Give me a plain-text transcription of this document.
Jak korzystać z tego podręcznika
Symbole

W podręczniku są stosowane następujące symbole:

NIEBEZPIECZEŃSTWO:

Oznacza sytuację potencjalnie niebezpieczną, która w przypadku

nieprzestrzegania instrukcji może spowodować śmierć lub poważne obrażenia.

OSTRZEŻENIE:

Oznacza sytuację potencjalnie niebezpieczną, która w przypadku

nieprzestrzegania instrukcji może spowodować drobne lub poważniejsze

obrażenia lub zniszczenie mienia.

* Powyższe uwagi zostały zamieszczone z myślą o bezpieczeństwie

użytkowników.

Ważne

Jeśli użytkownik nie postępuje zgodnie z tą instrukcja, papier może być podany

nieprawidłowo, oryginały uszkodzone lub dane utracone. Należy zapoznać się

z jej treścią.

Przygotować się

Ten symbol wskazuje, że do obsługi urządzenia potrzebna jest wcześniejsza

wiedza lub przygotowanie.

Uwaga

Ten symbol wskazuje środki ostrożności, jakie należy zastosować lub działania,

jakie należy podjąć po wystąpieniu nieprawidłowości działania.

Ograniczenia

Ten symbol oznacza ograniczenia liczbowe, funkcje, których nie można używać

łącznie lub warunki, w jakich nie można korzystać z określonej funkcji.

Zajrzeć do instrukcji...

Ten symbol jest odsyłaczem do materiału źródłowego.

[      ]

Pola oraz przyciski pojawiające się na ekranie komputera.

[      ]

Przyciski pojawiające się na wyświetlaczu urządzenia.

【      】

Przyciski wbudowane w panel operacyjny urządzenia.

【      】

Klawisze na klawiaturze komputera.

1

──────

> What you need to do
Gather and return every line that holds the string "nieprzestrzegania".

> Problem solution
nieprzestrzegania instrukcji może spowodować śmierć lub poważne obrażenia.
nieprzestrzegania instrukcji może spowodować drobne lub poważniejsze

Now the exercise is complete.